#### Set exercise
Quote, word for word, every line starting at the line that contains "What data populates" and ending with the last line of the records; include both of these lines and no others.

#### Record extracts
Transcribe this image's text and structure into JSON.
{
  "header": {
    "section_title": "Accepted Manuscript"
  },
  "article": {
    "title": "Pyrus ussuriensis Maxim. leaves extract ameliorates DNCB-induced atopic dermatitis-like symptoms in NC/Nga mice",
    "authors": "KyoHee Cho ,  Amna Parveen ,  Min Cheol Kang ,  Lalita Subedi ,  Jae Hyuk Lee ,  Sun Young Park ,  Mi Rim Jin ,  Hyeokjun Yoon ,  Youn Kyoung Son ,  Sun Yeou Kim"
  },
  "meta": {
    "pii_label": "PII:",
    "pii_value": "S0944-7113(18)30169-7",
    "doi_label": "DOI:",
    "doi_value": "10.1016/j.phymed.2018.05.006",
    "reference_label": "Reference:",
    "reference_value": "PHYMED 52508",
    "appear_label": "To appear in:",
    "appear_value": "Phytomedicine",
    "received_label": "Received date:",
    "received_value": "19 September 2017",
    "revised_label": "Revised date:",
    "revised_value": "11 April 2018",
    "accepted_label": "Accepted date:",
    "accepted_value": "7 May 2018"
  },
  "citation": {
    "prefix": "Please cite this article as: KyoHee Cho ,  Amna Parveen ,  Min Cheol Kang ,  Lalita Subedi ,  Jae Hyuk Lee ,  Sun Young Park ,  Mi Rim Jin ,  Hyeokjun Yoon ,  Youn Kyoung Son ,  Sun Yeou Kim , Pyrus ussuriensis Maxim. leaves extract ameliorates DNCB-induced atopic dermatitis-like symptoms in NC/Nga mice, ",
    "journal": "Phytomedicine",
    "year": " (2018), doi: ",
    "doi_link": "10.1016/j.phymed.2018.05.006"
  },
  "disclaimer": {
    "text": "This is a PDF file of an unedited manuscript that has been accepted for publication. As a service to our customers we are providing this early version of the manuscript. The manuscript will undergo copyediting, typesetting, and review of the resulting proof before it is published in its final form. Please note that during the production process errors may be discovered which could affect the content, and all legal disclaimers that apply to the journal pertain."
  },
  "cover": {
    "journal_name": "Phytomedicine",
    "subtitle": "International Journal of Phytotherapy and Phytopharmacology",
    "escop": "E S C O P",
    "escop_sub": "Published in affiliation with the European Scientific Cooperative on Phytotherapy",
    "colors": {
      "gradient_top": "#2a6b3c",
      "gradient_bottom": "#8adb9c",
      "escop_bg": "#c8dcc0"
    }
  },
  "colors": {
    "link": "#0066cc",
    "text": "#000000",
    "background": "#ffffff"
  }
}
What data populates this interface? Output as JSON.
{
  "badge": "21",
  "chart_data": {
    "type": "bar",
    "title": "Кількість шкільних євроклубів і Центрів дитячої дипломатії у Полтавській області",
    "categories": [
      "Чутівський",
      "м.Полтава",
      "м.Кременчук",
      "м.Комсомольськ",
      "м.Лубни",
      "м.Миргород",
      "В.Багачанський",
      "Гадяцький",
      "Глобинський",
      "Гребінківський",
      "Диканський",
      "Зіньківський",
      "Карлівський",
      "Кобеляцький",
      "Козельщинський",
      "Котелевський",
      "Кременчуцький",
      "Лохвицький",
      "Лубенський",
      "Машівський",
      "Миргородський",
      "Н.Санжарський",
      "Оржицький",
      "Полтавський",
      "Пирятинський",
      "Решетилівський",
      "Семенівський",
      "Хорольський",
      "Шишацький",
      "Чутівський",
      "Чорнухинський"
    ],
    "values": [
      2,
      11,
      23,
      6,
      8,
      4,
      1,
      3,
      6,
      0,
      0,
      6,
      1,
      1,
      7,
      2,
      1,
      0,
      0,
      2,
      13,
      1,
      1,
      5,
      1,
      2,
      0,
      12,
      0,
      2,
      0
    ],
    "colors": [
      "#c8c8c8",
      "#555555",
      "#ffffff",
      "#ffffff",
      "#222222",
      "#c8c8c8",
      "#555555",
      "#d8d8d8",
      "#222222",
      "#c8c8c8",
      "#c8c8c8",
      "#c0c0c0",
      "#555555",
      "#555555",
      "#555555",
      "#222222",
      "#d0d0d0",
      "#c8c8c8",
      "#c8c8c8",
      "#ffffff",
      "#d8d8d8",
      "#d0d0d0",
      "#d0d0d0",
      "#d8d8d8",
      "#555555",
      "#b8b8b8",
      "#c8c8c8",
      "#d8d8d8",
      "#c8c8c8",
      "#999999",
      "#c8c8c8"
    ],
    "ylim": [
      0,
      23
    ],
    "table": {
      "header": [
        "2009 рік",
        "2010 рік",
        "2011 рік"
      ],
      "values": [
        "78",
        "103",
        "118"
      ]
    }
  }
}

#### Written solution
What data populates this interface? Output as JSON.
{
  "badge": "21",
  "chart_data": {
    "type": "bar",
    "title": "Кількість шкільних євроклубів і Центрів дитячої дипломатії у Полтавській області",
    "categories": [
      "Чутівський",
      "м.Полтава",
      "м.Кременчук",
      "м.Комсомольськ",
      "м.Лубни",
      "м.Миргород",
      "В.Багачанський",
      "Гадяцький",
      "Глобинський",
      "Гребінківський",
      "Диканський",
      "Зіньківський",
      "Карлівський",
      "Кобеляцький",
      "Козельщинський",
      "Котелевський",
      "Кременчуцький",
      "Лохвицький",
      "Лубенський",
      "Машівський",
      "Миргородський",
      "Н.Санжарський",
      "Оржицький",
      "Полтавський",
      "Пирятинський",
      "Решетилівський",
      "Семенівський",
      "Хорольський",
      "Шишацький",
      "Чутівський",
      "Чорнухинський"
    ],
    "values": [
      2,
      11,
      23,
      6,
      8,
      4,
      1,
      3,
      6,
      0,
      0,
      6,
      1,
      1,
      7,
      2,
      1,
      0,
      0,
      2,
      13,
      1,
      1,
      5,
      1,
      2,
      0,
      12,
      0,
      2,
      0
    ],
    "colors": [
      "#c8c8c8",
      "#555555",
      "#ffffff",
      "#ffffff",
      "#222222",
      "#c8c8c8",
      "#555555",
      "#d8d8d8",
      "#222222",
      "#c8c8c8",
      "#c8c8c8",
      "#c0c0c0",
      "#555555",
      "#555555",
      "#555555",
      "#222222",
      "#d0d0d0",
      "#c8c8c8",
      "#c8c8c8",
      "#ffffff",
      "#d8d8d8",
      "#d0d0d0",
      "#d0d0d0",
      "#d8d8d8",
      "#555555",
      "#b8b8b8",
      "#c8c8c8",
      "#d8d8d8",
      "#c8c8c8",
      "#999999",
      "#c8c8c8"
    ],
    "ylim": [
      0,
      23
    ],
    "table": {
      "header": [
        "2009 рік",
        "2010 рік",
        "2011 рік"
      ],
      "values": [
        "78",
        "103",
        "118"
      ]
    }
  }
}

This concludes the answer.